#### Task directions
Copy out the following lines word for word, leaving every character unchanged.

[Element and region listings]
━━━━
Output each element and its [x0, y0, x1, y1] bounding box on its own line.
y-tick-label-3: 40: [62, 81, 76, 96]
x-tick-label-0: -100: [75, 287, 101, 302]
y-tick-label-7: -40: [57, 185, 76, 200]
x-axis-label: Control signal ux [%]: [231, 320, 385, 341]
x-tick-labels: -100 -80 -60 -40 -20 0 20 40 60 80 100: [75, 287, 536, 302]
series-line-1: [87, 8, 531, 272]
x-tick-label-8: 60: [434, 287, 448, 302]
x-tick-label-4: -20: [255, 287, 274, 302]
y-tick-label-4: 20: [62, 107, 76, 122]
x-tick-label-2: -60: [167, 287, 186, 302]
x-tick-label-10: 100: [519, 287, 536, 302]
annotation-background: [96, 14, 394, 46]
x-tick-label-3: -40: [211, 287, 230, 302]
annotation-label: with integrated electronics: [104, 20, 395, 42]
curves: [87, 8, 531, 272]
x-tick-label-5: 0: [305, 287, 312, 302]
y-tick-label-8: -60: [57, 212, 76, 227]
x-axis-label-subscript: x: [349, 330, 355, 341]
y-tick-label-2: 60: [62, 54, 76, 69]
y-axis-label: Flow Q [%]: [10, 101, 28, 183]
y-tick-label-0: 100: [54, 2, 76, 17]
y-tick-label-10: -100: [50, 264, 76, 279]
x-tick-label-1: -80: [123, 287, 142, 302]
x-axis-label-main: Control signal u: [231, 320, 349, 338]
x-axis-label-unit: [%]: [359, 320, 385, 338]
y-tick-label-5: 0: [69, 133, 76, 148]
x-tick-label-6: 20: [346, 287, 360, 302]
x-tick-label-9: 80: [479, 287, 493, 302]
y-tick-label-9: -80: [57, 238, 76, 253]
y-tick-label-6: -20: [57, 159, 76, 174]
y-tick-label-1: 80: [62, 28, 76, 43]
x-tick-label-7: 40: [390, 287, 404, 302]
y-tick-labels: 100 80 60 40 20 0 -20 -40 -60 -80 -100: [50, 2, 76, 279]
━━━━
#### Solution for this exercise
Output each element and its [x0, y0, x1, y1] bounding box on its own line.
y-tick-label-3: 40: [62, 81, 76, 96]
x-tick-label-0: -100: [75, 287, 101, 302]
y-tick-label-7: -40: [57, 185, 76, 200]
x-axis-label: Control signal ux [%]: [231, 320, 385, 341]
x-tick-labels: -100 -80 -60 -40 -20 0 20 40 60 80 100: [75, 287, 536, 302]
series-line-1: [87, 8, 531, 272]
x-tick-label-8: 60: [434, 287, 448, 302]
x-tick-label-4: -20: [255, 287, 274, 302]
y-tick-label-4: 20: [62, 107, 76, 122]
x-tick-label-2: -60: [167, 287, 186, 302]
x-tick-label-10: 100: [519, 287, 536, 302]
annotation-background: [96, 14, 394, 46]
x-tick-label-3: -40: [211, 287, 230, 302]
annotation-label: with integrated electronics: [104, 20, 395, 42]
curves: [87, 8, 531, 272]
x-tick-label-5: 0: [305, 287, 312, 302]
y-tick-label-8: -60: [57, 212, 76, 227]
x-axis-label-subscript: x: [349, 330, 355, 341]
y-tick-label-2: 60: [62, 54, 76, 69]
y-axis-label: Flow Q [%]: [10, 101, 28, 183]
y-tick-label-0: 100: [54, 2, 76, 17]
y-tick-label-10: -100: [50, 264, 76, 279]
x-tick-label-1: -80: [123, 287, 142, 302]
x-axis-label-main: Control signal u: [231, 320, 349, 338]
x-axis-label-unit: [%]: [359, 320, 385, 338]
y-tick-label-5: 0: [69, 133, 76, 148]
x-tick-label-6: 20: [346, 287, 360, 302]
x-tick-label-9: 80: [479, 287, 493, 302]
y-tick-label-9: -80: [57, 238, 76, 253]
y-tick-label-6: -20: [57, 159, 76, 174]
y-tick-label-1: 80: [62, 28, 76, 43]
x-tick-label-7: 40: [390, 287, 404, 302]
y-tick-labels: 100 80 60 40 20 0 -20 -40 -60 -80 -100: [50, 2, 76, 279]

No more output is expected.